Data entries

------------------------------------

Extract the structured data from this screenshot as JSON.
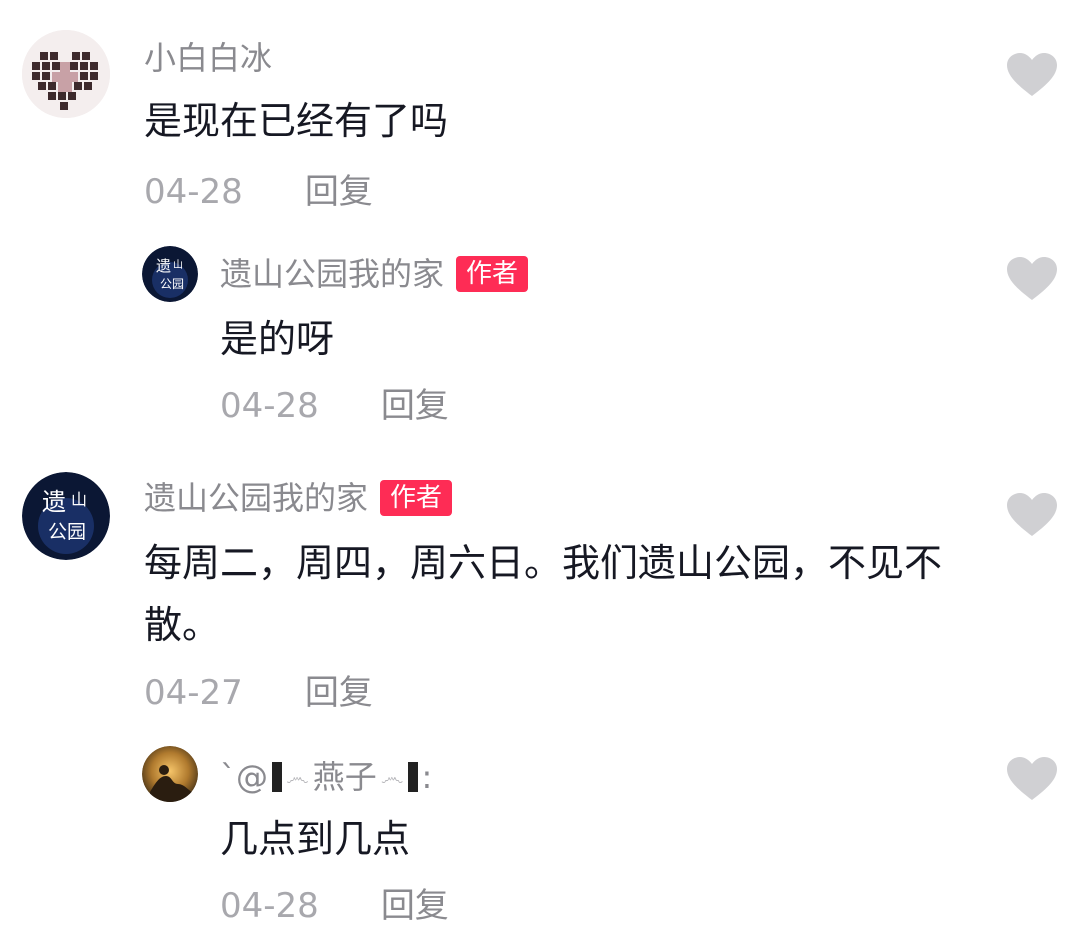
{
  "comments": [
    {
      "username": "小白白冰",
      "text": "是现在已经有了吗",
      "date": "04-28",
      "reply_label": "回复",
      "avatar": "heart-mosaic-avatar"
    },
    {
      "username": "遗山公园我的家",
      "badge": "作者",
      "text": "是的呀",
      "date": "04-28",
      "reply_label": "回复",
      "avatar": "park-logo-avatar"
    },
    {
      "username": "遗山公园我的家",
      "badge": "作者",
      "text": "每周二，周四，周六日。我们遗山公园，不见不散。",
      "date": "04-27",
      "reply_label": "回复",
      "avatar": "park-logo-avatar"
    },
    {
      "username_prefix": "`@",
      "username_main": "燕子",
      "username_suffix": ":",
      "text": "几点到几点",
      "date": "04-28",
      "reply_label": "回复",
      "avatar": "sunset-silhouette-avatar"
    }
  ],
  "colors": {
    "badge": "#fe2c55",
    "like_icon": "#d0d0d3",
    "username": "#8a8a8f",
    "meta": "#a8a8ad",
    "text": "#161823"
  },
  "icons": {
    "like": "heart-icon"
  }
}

------------------------------------

• Aim of the task:
Every record must be copied exactly, with the pictures left out.

• Response:
Extract the structured data from this screenshot as JSON.
{
  "comments": [
    {
      "username": "小白白冰",
      "text": "是现在已经有了吗",
      "date": "04-28",
      "reply_label": "回复",
      "avatar": "heart-mosaic-avatar"
    },
    {
      "username": "遗山公园我的家",
      "badge": "作者",
      "text": "是的呀",
      "date": "04-28",
      "reply_label": "回复",
      "avatar": "park-logo-avatar"
    },
    {
      "username": "遗山公园我的家",
      "badge": "作者",
      "text": "每周二，周四，周六日。我们遗山公园，不见不散。",
      "date": "04-27",
      "reply_label": "回复",
      "avatar": "park-logo-avatar"
    },
    {
      "username_prefix": "`@",
      "username_main": "燕子",
      "username_suffix": ":",
      "text": "几点到几点",
      "date": "04-28",
      "reply_label": "回复",
      "avatar": "sunset-silhouette-avatar"
    }
  ],
  "colors": {
    "badge": "#fe2c55",
    "like_icon": "#d0d0d3",
    "username": "#8a8a8f",
    "meta": "#a8a8ad",
    "text": "#161823"
  },
  "icons": {
    "like": "heart-icon"
  }
}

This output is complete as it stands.